-------- AVAILABLE DATA --------
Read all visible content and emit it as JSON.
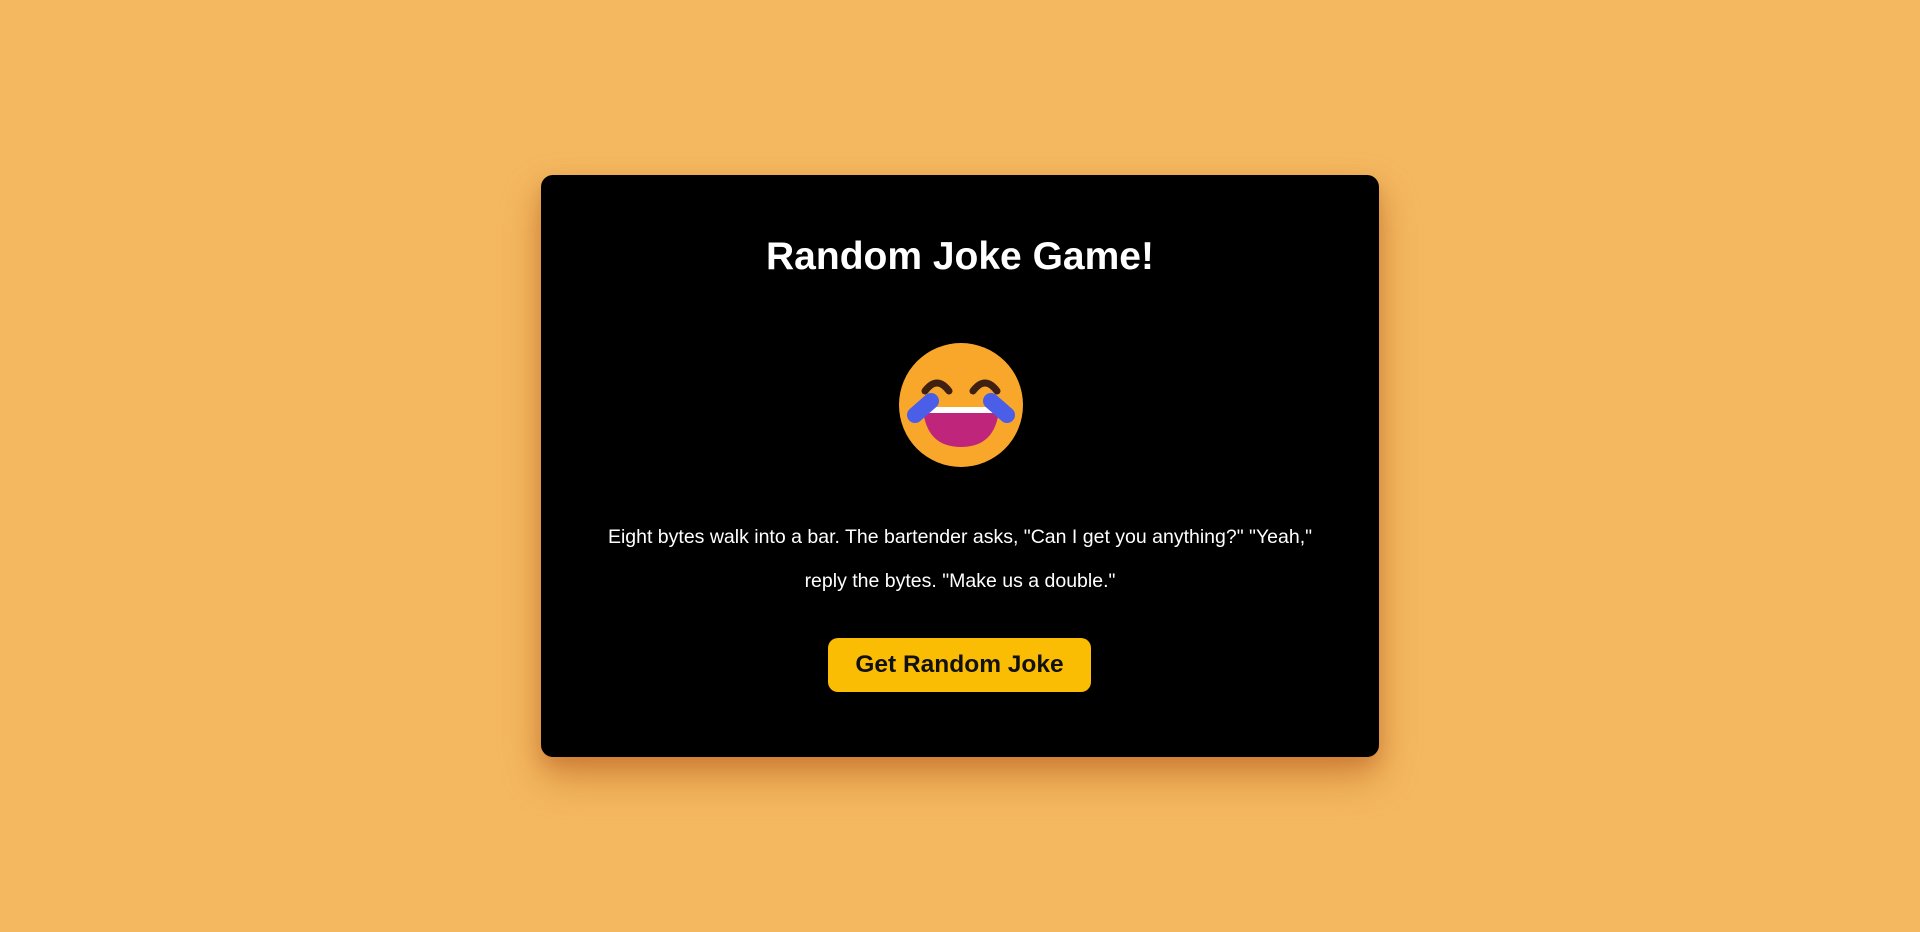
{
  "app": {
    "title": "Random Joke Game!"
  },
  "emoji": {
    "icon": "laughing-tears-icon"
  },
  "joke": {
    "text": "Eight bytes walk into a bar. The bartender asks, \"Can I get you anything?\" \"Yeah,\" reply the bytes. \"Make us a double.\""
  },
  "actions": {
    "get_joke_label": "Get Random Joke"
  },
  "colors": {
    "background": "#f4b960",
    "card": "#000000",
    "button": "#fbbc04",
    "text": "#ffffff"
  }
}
--------
-------- AVAILABLE DATA --------
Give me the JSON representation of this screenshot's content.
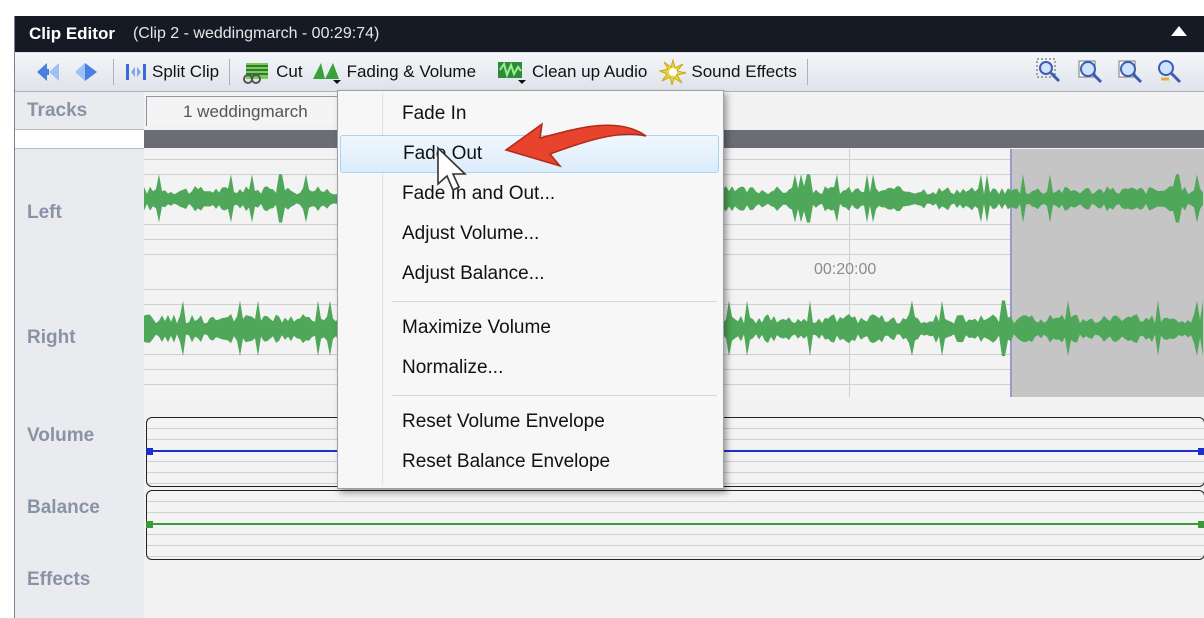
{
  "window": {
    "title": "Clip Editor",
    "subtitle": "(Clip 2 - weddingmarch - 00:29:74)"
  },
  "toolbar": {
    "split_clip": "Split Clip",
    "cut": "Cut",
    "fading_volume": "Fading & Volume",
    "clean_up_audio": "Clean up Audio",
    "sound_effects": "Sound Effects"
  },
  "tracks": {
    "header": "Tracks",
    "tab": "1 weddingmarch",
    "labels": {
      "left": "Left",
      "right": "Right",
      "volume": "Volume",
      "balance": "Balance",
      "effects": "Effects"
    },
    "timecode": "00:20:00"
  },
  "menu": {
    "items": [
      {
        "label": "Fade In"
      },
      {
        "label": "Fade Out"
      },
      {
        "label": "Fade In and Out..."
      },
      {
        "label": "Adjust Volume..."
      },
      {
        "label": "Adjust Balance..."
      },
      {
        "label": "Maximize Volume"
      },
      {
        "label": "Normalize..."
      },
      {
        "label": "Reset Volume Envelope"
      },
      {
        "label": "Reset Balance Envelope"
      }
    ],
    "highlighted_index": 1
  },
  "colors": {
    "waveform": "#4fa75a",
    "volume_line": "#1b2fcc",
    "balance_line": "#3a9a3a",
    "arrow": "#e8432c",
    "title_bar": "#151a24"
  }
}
--------
-------- AVAILABLE DATA --------
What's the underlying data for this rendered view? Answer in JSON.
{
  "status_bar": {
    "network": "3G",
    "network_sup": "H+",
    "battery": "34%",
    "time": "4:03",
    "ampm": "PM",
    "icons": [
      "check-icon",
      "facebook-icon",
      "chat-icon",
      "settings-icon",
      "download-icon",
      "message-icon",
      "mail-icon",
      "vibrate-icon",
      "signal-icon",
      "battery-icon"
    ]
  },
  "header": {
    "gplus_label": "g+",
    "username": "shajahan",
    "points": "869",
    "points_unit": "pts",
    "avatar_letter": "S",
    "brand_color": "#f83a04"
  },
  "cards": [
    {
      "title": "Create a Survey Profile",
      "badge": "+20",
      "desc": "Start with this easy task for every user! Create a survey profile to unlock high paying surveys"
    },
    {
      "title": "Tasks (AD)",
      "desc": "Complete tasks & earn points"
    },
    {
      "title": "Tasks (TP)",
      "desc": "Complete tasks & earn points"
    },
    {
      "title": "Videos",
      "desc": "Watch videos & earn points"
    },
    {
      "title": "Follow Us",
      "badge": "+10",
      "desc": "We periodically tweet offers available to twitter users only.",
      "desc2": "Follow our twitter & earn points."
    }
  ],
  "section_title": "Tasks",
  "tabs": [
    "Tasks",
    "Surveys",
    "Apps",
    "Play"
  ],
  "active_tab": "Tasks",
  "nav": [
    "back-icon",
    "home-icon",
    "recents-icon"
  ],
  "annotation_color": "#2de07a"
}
--------
OBJECTIVE:
Find how many lines include the string "Reset" and report that number alone.

REPLY:
2